Set problem ::
Search the material for the string "Übelkeit", then return every line where it is found.
## Start Task data
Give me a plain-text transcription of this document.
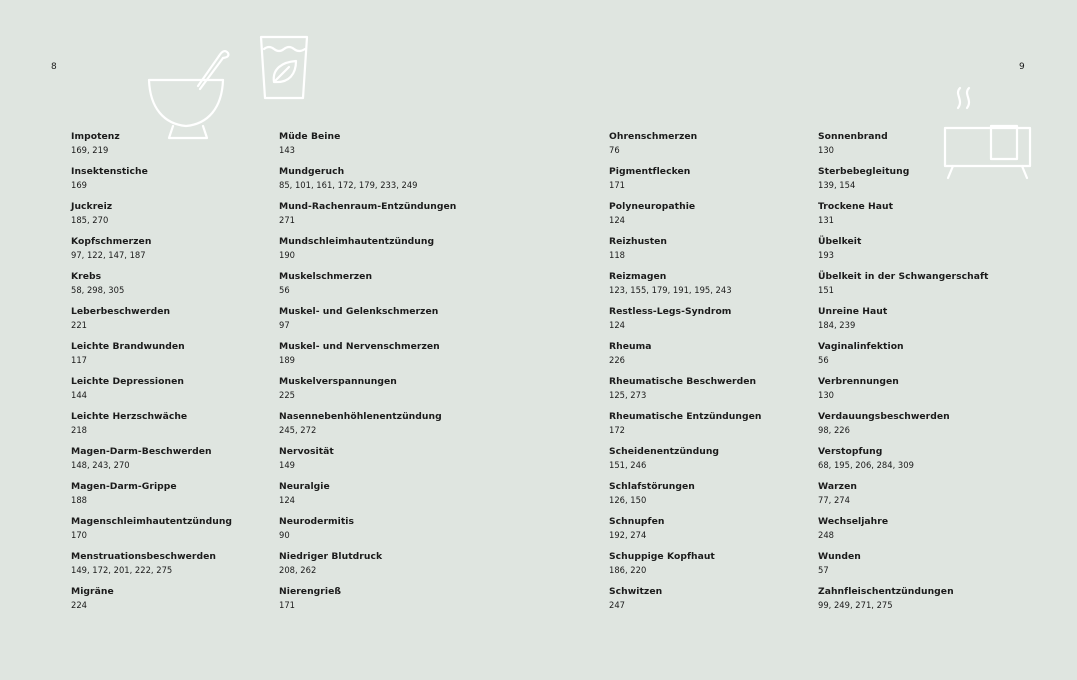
8	9
Impotenz
169, 219
Insektenstiche
169
Juckreiz
185, 270
Kopfschmerzen
97, 122, 147, 187
Krebs
58, 298, 305
Leberbeschwerden
221
Leichte Brandwunden
117
Leichte Depressionen
144
Leichte Herzschwäche
218
Magen-Darm-Beschwerden
148, 243, 270
Magen-Darm-Grippe
188
Magenschleimhautentzündung
170
Menstruationsbeschwerden
149, 172, 201, 222, 275
Migräne
224
Müde Beine
143
Mundgeruch
85, 101, 161, 172, 179, 233, 249
Mund-Rachenraum-Entzündungen
271
Mundschleimhautentzündung
190
Muskelschmerzen
56
Muskel- und Gelenkschmerzen
97
Muskel- und Nervenschmerzen
189
Muskelverspannungen
225
Nasennebenhöhlenentzündung
245, 272
Nervosität
149
Neuralgie
124
Neurodermitis
90
Niedriger Blutdruck
208, 262
Nierengrieß
171
Ohrenschmerzen
76
Pigmentflecken
171
Polyneuropathie
124
Reizhusten
118
Reizmagen
123, 155, 179, 191, 195, 243
Restless-Legs-Syndrom
124
Rheuma
226
Rheumatische Beschwerden
125, 273
Rheumatische Entzündungen
172
Scheidenentzündung
151, 246
Schlafstörungen
126, 150
Schnupfen
192, 274
Schuppige Kopfhaut
186, 220
Schwitzen
247
Sonnenbrand
130
Sterbebegleitung
139, 154
Trockene Haut
131
Übelkeit
193
Übelkeit in der Schwangerschaft
151
Unreine Haut
184, 239
Vaginalinfektion
56
Verbrennungen
130
Verdauungsbeschwerden
98, 226
Verstopfung
68, 195, 206, 284, 309
Warzen
77, 274
Wechseljahre
248
Wunden
57
Zahnfleischentzündungen
99, 249, 271, 275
## End Task data
Exercise solution ::
Übelkeit
Übelkeit in der Schwangerschaft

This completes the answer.